-- Page start --
Ecosyste.ms: Awesome

An open API service indexing awesome lists of open source software.

Awesome Lists | Featured Topics | Projects

https://github.com/gettalong/hexapdf

Versatile PDF creation and manipulation for Ruby
https://github.com/gettalong/hexapdf

pdf pdf-generation pdf-manipulation ruby

Last synced: 3 days ago
JSON representation

Versatile PDF creation and manipulation for Ruby

Awesome Lists containing this project

README

        

# HexaPDF - A Versatile PDF Creation and Manipulation Library For Ruby

HexaPDF is a pure Ruby library with an accompanying application for working with PDF files. It was
designed with ease of use and performance in mind. It uses lazy loading and lazy computing when
possible and tries to produce small PDF files by default.

In short, it allows

* **creating** new PDF files,
* **manipulating** existing PDF files,
* **merging** multiple PDF files into one,
* **extracting** meta information, text, images and files from PDF files,
* **securing** PDF files by encrypting or signing them and
* **optimizing** PDF files for smaller file size or other criteria.
-- Page end --
-- Given records start --
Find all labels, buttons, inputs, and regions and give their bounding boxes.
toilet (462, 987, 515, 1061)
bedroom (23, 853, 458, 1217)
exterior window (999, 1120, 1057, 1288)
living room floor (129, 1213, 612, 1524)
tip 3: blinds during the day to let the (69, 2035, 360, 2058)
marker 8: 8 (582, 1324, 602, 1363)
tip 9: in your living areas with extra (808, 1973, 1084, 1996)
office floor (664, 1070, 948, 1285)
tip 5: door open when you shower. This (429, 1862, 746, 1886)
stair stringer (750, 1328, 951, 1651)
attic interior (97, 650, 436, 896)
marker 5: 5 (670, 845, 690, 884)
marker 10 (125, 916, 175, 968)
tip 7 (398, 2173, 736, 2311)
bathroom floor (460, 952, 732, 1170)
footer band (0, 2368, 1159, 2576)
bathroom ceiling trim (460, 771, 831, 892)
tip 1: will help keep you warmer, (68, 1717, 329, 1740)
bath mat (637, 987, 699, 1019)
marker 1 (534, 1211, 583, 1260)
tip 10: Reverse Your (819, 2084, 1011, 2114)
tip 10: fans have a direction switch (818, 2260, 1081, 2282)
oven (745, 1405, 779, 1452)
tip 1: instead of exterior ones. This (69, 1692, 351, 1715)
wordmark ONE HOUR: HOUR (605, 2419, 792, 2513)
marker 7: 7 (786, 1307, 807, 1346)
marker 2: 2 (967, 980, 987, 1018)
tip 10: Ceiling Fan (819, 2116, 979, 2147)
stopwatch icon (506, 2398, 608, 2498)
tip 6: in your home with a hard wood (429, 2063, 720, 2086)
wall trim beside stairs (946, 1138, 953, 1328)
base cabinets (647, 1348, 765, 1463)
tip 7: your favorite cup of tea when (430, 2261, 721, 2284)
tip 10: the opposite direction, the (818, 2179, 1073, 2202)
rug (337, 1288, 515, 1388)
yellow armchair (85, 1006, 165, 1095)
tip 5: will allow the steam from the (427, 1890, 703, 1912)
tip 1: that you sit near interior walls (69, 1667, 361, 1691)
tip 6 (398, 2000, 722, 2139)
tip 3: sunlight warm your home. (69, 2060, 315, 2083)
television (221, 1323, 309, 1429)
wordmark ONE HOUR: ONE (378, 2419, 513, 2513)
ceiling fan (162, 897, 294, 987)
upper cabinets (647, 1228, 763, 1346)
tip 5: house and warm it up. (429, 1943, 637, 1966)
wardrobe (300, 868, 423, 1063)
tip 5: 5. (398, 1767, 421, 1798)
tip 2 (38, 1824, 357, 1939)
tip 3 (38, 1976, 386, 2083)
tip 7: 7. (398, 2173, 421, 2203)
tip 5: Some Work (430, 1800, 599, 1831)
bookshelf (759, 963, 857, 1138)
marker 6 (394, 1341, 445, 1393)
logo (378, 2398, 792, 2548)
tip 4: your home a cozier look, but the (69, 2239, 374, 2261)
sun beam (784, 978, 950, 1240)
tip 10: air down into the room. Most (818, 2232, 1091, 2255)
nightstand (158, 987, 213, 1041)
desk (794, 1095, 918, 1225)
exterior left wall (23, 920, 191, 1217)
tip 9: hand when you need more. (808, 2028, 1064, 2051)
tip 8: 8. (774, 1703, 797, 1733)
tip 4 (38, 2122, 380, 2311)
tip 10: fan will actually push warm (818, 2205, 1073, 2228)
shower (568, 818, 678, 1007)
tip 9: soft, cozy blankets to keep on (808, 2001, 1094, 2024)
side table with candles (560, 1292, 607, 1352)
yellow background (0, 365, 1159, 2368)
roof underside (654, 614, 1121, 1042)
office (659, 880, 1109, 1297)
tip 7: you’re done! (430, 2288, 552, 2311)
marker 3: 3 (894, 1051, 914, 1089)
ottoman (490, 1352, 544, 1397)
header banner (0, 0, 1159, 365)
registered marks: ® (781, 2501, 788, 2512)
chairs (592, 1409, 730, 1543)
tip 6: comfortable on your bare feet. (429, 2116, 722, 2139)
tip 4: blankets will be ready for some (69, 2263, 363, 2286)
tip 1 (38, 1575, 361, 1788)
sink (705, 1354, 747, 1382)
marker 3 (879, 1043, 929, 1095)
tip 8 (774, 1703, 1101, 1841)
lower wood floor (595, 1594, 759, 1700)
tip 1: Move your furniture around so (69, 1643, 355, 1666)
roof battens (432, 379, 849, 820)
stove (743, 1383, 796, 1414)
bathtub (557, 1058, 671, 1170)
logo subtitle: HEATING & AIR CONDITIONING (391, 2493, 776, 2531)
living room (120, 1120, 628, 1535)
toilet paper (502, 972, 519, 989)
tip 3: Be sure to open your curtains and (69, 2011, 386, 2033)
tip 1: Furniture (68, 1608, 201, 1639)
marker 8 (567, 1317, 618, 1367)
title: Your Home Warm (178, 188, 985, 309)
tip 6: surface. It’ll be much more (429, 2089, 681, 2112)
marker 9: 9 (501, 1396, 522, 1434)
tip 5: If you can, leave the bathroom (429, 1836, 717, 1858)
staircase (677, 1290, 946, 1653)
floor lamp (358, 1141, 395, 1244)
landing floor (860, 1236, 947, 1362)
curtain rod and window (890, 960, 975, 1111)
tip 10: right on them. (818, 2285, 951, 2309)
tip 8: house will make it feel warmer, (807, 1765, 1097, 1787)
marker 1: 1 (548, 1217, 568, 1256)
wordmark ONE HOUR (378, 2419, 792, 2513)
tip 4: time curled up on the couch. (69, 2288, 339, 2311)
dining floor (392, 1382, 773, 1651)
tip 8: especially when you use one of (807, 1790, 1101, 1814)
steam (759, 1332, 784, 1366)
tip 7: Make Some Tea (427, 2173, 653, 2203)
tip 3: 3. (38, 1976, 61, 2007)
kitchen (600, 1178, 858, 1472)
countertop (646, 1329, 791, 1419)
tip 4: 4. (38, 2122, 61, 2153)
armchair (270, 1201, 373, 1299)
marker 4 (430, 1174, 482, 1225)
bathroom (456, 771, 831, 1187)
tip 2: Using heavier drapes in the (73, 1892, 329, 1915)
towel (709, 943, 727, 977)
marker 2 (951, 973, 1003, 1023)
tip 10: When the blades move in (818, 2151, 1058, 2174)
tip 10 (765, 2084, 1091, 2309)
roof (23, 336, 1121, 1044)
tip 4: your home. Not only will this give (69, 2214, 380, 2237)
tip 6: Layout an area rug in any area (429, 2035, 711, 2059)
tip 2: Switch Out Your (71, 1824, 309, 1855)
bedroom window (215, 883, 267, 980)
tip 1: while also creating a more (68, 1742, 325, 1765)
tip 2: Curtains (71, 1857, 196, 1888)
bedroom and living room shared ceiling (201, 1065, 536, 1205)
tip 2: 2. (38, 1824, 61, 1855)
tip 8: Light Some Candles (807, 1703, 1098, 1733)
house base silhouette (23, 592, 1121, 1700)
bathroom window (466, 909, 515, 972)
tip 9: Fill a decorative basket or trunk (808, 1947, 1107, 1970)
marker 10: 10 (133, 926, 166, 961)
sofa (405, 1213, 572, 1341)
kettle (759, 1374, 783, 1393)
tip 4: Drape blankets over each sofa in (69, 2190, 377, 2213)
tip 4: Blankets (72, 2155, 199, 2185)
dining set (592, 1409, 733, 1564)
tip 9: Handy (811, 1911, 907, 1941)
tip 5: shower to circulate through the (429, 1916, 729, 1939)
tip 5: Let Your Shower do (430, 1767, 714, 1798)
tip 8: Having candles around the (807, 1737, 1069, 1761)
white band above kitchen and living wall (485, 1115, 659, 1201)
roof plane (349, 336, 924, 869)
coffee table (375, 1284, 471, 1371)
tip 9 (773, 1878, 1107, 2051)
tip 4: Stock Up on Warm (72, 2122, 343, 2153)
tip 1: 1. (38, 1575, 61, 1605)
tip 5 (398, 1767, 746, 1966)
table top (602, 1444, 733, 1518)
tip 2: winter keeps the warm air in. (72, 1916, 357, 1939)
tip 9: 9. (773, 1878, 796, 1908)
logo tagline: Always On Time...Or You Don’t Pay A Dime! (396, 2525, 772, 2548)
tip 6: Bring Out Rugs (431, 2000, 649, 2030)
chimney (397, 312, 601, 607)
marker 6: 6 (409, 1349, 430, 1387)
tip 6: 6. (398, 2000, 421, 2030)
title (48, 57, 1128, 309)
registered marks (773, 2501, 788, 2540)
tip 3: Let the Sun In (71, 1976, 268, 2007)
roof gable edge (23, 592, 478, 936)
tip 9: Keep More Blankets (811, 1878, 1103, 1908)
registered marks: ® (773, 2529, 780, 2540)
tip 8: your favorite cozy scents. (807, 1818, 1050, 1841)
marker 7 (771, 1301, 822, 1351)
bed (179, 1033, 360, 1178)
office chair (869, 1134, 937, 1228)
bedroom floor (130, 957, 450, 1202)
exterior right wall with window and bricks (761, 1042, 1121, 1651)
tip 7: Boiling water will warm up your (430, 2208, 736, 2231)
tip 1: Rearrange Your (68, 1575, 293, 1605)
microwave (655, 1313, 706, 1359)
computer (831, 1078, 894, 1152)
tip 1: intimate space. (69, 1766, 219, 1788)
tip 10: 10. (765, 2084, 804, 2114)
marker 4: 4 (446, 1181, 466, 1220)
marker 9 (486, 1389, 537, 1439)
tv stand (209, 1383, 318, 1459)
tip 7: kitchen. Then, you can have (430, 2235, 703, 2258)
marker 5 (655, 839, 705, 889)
-- Given records end --
• Challenges:
1. List every bolded word in the HexaPDF page's summary of what the library allows.
2. Continue the HexaPDF page's README from the point where it stops.

• Solved tasks:
1. creating, manipulating, merging, extracting, securing, optimizing

2.
HexaPDF is available under two license, the AGPL and a commercial license, see the [License
section](#License) for details.

## Features

* Pure Ruby
* Minimal dependencies ('cmdparse' for `hexapdf` binary, 'geom2d' for document layout)
* Easy to use, Ruby-esque API
* Fully tested with 100% code coverage
* Low-level API with high-level convenience interface on top
* Complete [canvas API] which directly maps to PDF internal operators
* Path drawing operations like lines, polylines, rectangles, bézier curves, arcs, ...
* Embedding images in JPEG (lossy), PNG (lossless) and PDF (vector) format with support for
transparency
* UTF-8 text via TrueType fonts and support for font subsetting
* High-level [document composition engine] with automatic content layout
* [Flowing text] around other content
* Pre-define [styles] and assign to multiple content boxes
* Automatic page breaks
* [(Un)ordered lists]
* [Multi-column layout]
* [PDF forms] (AcroForm) with Adobe Reader like appearance generation
* Annotations
* [Document outline]
* [Attaching files] to the whole PDF or individual pages, extracting files
* Image extraction
* [Encryption] including PDF 2.0 features (e.g. AES256)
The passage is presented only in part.